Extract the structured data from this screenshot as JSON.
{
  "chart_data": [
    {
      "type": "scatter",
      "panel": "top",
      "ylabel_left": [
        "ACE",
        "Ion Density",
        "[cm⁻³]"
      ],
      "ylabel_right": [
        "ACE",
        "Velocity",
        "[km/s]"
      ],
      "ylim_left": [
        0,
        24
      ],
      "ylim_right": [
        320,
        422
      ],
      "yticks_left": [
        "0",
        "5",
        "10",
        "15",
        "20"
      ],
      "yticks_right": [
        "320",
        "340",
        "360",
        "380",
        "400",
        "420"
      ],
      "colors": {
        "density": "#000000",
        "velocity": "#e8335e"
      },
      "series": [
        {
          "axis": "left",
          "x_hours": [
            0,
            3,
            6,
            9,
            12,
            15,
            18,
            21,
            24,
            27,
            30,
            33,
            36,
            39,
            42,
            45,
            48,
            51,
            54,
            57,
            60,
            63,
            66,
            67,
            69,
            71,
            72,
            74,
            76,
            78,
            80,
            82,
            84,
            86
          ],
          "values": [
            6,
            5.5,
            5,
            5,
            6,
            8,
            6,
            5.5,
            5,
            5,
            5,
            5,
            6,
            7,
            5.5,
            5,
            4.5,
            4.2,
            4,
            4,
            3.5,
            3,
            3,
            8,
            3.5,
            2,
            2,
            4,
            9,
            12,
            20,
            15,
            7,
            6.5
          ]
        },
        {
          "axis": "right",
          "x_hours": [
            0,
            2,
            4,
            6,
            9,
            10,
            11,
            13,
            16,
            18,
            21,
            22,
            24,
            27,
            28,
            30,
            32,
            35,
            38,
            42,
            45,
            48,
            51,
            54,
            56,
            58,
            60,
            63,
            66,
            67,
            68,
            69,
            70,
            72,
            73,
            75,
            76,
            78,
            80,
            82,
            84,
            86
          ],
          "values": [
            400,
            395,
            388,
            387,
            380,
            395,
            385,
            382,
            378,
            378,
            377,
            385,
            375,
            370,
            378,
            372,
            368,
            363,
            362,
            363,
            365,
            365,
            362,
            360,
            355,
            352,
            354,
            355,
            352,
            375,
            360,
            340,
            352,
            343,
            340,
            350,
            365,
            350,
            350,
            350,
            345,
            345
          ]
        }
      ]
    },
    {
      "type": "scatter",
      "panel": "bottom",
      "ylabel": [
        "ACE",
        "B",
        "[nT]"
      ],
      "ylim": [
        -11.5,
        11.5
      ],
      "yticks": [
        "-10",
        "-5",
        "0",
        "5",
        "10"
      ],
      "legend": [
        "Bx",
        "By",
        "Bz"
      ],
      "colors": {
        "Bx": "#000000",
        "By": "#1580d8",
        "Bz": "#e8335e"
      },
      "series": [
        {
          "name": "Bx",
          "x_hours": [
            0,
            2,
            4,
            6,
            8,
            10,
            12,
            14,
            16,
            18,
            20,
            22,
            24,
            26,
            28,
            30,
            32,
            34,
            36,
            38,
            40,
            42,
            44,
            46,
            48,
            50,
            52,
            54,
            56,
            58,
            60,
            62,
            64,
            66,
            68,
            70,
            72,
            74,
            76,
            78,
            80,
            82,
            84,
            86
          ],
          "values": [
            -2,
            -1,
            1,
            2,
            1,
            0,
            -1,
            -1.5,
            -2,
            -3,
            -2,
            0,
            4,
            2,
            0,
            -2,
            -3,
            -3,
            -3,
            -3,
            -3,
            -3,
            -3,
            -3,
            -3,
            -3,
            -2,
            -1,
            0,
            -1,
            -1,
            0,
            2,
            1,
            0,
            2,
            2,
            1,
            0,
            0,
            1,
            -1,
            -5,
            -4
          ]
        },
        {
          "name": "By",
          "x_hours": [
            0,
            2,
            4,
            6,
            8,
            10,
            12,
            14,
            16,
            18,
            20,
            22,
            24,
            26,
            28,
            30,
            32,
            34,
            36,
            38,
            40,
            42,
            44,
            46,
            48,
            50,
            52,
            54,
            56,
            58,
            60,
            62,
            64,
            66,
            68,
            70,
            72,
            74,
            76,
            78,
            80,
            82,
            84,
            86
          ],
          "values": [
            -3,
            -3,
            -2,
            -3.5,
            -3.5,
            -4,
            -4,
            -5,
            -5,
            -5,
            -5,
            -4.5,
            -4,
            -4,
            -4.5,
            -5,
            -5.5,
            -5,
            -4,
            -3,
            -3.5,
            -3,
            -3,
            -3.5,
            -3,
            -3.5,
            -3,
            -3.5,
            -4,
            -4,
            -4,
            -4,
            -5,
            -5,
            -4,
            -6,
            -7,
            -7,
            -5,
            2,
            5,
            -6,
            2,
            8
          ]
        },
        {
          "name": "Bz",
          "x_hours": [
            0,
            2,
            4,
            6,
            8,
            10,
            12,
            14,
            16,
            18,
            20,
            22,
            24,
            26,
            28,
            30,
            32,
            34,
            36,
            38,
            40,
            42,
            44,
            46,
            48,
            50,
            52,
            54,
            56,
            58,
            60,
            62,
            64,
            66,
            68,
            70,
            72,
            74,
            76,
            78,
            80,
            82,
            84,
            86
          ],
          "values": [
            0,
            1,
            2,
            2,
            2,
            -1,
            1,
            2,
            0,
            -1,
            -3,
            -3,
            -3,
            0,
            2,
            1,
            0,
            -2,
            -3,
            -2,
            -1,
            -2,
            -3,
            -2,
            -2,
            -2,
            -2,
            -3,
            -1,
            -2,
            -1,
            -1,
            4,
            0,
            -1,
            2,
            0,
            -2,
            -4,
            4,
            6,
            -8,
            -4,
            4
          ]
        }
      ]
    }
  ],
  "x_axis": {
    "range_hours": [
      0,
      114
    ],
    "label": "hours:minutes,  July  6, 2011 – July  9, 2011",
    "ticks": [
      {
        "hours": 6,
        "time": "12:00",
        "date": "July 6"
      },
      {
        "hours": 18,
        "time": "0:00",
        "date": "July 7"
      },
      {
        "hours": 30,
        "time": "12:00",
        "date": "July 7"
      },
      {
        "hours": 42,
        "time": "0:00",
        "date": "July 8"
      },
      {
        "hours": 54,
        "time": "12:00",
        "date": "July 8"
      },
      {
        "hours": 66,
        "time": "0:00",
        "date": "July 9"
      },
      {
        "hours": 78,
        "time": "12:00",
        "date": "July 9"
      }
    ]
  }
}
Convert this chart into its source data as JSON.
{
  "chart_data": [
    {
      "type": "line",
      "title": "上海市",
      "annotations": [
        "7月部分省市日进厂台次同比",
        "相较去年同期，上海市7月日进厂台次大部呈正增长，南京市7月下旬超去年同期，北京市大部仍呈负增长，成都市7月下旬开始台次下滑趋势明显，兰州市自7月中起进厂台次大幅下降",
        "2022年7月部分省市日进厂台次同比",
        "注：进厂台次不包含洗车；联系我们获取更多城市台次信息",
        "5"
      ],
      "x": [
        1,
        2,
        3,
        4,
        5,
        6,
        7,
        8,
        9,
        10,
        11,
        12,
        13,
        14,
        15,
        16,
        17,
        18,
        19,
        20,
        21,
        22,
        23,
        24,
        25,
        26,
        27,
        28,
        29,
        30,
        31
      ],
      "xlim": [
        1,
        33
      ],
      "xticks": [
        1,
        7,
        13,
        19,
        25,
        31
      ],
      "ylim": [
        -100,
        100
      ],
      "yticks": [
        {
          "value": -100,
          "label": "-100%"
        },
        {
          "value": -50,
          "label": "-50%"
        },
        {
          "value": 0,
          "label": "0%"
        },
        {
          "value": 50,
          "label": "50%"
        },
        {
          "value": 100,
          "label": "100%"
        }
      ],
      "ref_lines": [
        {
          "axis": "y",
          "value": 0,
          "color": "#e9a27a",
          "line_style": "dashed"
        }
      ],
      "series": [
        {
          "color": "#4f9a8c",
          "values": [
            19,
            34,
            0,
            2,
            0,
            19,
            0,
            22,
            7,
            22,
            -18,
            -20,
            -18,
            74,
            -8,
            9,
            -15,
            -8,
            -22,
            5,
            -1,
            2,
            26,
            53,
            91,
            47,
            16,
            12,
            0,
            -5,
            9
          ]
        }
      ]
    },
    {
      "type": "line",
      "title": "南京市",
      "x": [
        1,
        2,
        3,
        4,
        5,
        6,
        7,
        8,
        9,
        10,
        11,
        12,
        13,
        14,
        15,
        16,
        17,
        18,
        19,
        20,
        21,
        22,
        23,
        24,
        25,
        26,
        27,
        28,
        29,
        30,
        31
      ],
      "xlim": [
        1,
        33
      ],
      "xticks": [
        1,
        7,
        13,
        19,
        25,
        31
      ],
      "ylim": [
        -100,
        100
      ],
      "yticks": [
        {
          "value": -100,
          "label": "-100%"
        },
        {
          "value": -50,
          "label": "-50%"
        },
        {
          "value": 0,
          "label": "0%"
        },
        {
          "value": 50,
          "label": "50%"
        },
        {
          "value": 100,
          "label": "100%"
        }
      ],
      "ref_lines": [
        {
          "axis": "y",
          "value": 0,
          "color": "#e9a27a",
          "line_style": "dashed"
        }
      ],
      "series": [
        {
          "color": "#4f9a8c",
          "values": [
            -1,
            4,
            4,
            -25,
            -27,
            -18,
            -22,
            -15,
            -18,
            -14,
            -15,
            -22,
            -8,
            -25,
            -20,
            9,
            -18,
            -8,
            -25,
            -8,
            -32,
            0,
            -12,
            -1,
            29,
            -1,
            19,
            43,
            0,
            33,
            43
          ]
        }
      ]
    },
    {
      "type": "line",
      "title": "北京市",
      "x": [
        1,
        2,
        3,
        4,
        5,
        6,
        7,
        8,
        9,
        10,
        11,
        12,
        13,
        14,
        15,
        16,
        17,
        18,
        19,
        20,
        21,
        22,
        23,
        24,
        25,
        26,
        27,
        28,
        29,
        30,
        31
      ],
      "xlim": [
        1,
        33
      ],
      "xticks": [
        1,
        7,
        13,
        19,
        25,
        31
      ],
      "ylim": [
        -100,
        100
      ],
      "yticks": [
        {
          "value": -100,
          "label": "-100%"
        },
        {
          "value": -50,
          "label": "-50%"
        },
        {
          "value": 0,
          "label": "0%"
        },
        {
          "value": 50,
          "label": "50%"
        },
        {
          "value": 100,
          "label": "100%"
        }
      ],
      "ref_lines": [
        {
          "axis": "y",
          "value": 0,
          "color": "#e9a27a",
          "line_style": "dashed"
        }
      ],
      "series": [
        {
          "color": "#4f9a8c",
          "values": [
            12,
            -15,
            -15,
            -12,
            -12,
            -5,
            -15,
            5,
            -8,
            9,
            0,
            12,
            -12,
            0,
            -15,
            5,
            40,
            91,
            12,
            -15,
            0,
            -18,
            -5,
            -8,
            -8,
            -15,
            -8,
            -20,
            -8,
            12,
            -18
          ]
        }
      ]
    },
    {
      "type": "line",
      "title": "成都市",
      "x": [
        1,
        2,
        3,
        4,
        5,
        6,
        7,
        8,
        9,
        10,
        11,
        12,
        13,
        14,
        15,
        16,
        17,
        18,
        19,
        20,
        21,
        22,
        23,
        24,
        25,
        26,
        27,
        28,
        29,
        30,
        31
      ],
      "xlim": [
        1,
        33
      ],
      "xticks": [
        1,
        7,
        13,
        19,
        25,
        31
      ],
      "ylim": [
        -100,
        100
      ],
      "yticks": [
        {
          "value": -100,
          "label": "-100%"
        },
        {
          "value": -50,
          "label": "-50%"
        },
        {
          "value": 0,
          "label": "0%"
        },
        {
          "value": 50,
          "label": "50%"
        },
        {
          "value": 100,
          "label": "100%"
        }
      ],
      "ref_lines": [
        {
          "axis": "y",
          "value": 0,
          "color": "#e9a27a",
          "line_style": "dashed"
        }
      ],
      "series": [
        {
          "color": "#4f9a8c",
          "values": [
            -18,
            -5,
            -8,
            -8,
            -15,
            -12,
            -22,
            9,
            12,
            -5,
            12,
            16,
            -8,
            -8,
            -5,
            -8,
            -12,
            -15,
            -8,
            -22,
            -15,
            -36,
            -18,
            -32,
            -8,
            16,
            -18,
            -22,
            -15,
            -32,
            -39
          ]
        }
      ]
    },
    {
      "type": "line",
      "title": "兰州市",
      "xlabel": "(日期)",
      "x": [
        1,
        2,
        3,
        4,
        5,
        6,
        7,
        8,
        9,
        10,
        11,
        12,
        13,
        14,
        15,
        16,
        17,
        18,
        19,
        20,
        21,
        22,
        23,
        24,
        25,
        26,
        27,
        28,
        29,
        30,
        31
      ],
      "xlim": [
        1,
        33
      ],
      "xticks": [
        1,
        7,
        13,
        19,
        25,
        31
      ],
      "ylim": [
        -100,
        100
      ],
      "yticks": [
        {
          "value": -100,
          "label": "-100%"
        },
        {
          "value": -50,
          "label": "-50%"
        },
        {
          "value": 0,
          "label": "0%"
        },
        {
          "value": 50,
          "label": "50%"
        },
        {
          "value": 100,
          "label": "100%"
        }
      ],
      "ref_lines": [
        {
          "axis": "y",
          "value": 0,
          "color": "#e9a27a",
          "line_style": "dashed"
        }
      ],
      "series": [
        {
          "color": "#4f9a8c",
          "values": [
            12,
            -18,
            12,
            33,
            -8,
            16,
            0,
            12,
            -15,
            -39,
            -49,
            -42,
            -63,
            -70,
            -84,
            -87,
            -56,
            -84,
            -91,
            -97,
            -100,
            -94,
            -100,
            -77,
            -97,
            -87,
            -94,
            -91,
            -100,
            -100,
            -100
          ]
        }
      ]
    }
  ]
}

# Written instruction:
Track down the lines that include the word "this" and copy them.

# Task solution:
Extract the structured data from this screenshot as JSON.
Convert this chart into its source data as JSON.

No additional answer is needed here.